- Aim A: Reproduce the records from the line containing "Give me the" through the line containing "y-axis-label: % Energy [0, 226, 23, 326]", both included, and omit the pictures.

- Quoted text:
____

# Model Complexity Tuning

In this notebook, we'll learn how to tune the complexity of machine learning models to improve their performance. Fine-tuning model parameters helps us find the best balance between underfitting and overfitting.

## 🚀 Hands-on: Model Complexity Tuning

Let's get our hands dirty with real model tuning! The following diagram illustrates how changing model complexity impacts performance.

![Interactive dashboard showing model complexity adjustment with real-time performance metrics](images/model_tuning.png)

_"Time to get your hands dirty with real model tuning!"_

## 🎛️ Key Complexity Parameters

Different models have parameters that control their complexity. Adjusting these helps us find the best model for our data.

- **Decision Trees:** `max_depth`, `min_samples_split`
- **Random Forest:** `n_estimators`, `max_depth`
- **KNN:** `n_neighbors`
- **Neural Networks:** `hidden_layer_sizes`, `alpha`

## 📊 Systematic Tuning Strategy

To find the best model complexity:
1. **Start Simple:** Use low complexity parameters.

____

- Dataset records:
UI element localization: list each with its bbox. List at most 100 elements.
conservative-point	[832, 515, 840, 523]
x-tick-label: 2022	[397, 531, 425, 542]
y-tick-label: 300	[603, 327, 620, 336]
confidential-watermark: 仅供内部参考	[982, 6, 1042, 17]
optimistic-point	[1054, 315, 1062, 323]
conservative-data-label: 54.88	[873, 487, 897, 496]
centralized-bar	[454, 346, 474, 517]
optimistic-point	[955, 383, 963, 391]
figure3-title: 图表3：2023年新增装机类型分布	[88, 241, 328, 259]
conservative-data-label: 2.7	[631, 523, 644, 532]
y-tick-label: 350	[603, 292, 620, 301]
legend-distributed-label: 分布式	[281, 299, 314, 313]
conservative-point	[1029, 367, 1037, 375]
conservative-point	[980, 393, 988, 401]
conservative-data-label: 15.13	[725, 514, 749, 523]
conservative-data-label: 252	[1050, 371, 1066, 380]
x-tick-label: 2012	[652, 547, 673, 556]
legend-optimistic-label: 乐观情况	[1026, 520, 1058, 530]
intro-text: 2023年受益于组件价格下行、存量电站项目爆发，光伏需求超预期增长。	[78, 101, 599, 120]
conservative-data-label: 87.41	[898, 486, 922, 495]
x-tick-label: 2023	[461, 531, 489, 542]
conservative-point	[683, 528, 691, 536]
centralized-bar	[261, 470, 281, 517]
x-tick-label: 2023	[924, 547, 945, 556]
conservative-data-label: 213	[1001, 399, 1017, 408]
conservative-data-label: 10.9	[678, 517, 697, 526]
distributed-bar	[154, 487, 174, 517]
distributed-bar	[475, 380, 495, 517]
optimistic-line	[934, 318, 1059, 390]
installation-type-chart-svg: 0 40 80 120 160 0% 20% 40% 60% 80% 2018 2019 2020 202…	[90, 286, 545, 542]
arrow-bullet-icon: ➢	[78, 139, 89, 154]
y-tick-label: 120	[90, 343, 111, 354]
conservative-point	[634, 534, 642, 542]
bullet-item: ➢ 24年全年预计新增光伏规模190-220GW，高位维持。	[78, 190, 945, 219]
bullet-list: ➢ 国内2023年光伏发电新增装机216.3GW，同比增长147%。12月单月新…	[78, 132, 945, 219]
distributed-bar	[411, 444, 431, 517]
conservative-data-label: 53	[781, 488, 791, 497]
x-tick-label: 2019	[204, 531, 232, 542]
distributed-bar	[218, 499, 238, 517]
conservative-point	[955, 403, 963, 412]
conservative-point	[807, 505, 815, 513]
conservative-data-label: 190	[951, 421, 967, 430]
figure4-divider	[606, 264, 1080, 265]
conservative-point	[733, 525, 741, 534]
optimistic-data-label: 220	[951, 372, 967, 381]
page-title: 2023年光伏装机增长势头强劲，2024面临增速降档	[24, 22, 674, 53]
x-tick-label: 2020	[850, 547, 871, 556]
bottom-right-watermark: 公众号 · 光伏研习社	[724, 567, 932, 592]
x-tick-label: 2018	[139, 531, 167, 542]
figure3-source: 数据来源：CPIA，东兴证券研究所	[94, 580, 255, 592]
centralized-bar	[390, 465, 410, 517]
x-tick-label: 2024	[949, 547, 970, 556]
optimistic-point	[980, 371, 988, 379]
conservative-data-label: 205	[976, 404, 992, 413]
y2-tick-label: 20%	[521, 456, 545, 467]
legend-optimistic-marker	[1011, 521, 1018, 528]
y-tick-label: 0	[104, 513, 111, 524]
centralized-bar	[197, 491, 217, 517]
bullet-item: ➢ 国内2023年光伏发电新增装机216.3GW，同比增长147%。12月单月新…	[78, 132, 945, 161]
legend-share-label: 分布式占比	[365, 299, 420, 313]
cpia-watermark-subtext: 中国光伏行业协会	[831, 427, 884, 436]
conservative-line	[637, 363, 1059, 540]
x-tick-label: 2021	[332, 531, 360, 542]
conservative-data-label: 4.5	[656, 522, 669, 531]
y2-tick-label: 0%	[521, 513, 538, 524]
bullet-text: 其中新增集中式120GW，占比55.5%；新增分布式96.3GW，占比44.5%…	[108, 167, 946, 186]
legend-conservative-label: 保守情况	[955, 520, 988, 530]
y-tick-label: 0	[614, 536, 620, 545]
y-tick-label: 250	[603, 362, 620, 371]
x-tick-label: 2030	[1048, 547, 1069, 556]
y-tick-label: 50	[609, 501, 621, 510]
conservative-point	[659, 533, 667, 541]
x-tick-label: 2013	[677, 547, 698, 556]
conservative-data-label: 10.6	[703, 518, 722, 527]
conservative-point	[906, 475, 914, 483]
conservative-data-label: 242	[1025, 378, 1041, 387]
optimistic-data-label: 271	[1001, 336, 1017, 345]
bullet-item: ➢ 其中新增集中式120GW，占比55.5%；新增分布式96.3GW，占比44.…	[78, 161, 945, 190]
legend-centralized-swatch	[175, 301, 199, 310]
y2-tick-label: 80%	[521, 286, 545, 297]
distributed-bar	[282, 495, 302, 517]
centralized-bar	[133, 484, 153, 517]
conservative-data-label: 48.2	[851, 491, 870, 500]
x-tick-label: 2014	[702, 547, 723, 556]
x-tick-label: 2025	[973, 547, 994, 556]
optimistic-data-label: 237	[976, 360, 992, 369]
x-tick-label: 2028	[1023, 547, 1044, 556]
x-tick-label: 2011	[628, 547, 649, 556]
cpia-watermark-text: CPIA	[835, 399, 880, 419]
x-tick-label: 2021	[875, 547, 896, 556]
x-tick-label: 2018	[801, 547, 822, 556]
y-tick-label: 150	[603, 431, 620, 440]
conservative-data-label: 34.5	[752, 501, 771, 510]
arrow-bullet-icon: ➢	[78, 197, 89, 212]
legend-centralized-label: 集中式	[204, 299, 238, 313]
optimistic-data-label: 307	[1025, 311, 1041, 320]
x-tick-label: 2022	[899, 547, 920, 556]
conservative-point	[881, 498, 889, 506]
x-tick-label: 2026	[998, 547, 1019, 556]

____

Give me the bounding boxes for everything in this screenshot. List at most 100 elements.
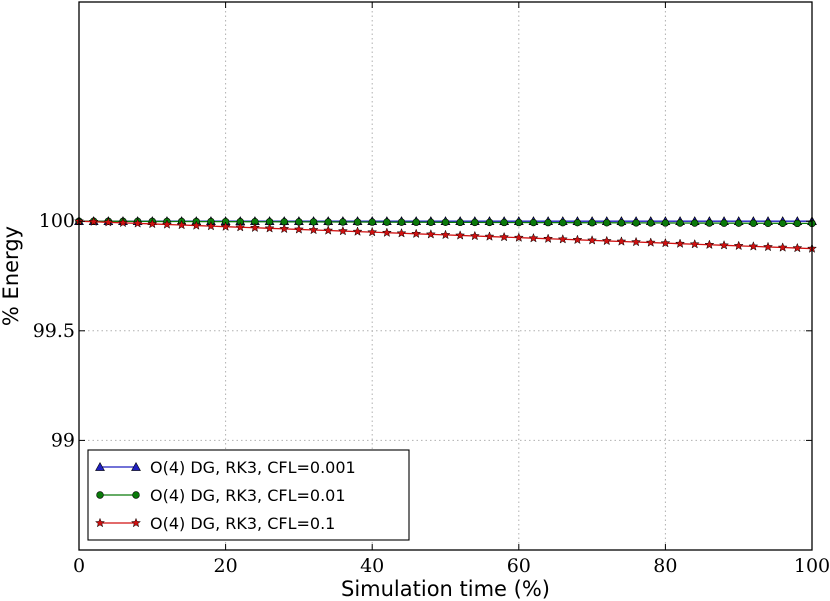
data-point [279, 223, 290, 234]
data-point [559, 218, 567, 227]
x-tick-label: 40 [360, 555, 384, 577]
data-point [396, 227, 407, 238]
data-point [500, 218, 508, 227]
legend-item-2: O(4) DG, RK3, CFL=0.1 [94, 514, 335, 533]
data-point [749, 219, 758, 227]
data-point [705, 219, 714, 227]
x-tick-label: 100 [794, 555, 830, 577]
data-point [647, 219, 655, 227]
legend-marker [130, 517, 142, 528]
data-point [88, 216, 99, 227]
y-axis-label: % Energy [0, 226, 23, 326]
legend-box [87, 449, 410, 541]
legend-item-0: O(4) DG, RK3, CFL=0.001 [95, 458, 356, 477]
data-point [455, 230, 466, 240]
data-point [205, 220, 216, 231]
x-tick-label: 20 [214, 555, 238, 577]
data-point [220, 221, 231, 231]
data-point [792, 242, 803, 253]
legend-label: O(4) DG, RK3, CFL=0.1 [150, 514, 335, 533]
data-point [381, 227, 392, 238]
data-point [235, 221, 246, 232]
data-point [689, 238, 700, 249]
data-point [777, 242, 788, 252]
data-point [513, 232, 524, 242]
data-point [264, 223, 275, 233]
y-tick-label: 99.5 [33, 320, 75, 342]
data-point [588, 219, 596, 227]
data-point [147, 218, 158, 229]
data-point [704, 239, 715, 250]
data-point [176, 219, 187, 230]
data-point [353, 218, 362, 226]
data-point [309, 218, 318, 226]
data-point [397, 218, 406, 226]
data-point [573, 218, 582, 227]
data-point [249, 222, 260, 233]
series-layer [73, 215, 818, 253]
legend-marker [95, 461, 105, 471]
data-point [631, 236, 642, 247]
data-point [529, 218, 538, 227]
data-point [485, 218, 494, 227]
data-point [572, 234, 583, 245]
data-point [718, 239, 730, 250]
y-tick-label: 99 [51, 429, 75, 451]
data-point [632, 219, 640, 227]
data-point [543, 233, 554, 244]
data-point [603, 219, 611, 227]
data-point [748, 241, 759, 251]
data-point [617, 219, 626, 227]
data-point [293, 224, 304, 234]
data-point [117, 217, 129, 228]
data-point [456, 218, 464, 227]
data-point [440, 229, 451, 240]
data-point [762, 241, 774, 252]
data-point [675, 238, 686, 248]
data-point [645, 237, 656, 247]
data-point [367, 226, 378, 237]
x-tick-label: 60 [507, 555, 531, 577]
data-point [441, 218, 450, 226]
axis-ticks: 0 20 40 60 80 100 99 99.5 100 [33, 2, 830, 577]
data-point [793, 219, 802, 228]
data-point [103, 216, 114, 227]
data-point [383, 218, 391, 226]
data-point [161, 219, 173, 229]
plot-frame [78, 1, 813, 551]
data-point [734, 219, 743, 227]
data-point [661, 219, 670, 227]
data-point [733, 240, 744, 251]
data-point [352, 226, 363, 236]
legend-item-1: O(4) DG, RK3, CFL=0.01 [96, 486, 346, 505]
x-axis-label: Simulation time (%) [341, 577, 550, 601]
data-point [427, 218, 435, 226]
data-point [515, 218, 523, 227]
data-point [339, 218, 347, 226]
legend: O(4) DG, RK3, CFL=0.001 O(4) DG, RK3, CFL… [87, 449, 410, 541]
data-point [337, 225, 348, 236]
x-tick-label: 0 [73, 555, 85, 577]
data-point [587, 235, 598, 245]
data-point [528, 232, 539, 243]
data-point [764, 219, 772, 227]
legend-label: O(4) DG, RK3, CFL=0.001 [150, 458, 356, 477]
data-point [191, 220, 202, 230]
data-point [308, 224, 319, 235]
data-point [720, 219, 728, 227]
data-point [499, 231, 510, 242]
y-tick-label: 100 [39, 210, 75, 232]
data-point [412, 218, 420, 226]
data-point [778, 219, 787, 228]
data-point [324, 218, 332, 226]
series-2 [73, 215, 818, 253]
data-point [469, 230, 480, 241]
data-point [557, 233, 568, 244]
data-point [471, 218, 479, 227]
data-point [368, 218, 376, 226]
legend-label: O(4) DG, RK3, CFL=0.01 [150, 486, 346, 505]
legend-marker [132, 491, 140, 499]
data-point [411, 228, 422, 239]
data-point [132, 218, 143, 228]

____

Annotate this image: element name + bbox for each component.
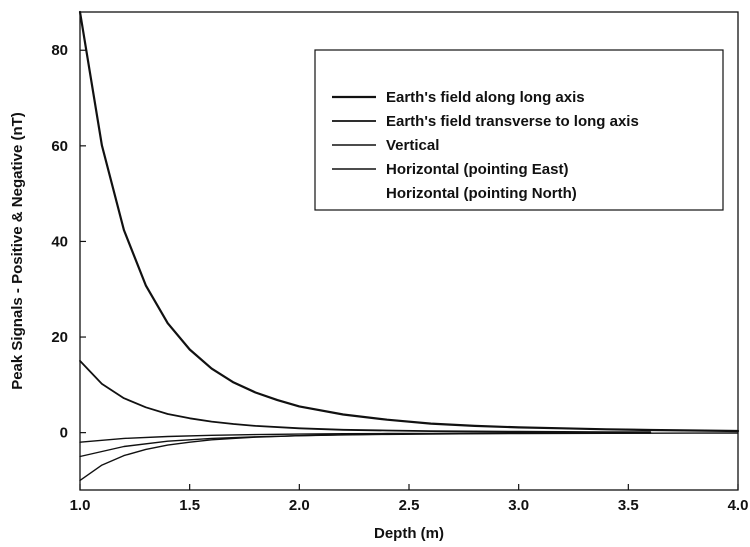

____

- Aim B: Continue the model complexity tuning text from where it stops.

- Expected answer A:
Give me the bounding boxes for everything in this screenshot. List at most 100 elements.
data-point [279, 223, 290, 234]
data-point [559, 218, 567, 227]
x-tick-label: 40 [360, 555, 384, 577]
data-point [396, 227, 407, 238]
data-point [500, 218, 508, 227]
legend-item-2: O(4) DG, RK3, CFL=0.1 [94, 514, 335, 533]
data-point [749, 219, 758, 227]
data-point [705, 219, 714, 227]
x-tick-label: 100 [794, 555, 830, 577]
data-point [647, 219, 655, 227]
legend-marker [130, 517, 142, 528]
data-point [88, 216, 99, 227]
y-axis-label: % Energy [0, 226, 23, 326]

- Expected answer B:
2. **Gradually Increase:** Increase complexity step by step.
3. **Monitor Both:** Track training and validation performance.
4. **Find Sweet Spot:** Look for the point where the model performs best on validation data.

## 💻 Interactive Complexity Tuning

Let's see how changing the `max_depth` of a decision tree affects its performance using validation curves.

In [None]:
import numpy as np
import matplotlib.pyplot as plt
from sklearn.tree import DecisionTreeRegressor
from sklearn.model_selection import validation_curve

# Create a regression dataset for demonstration
from sklearn.datasets import make_regression
X, y = make_regression(n_samples=200, n_features=1, noise=0.1, random_state=42)

# Generate range of max_depth values
param_range = np.arange(1, 21)

# Calculate training and validation scores for each max_depth
train_scores, val_scores = validation_curve(
    DecisionTreeRegressor(random_state=42),
    X, y,
    param_name='max_depth',
    param_range=param_range,
    cv=5,
    scoring='neg_mean_squared_error'
)

# Convert scores to positive errors
train_errors = -train_scores.mean(axis=1)
val_errors = -val_scores.mean(axis=1)

# Plot validation curve
plt.figure(figsize=(10, 6))
plt.plot(param_range, train_errors, 'b-', label='Training Error')
plt.plot(param_range, val_errors, 'r-', label='Validation Error')
plt.xlabel('Model Complexity (max_depth)')
plt.ylabel('Mean Squared Error')
plt.legend()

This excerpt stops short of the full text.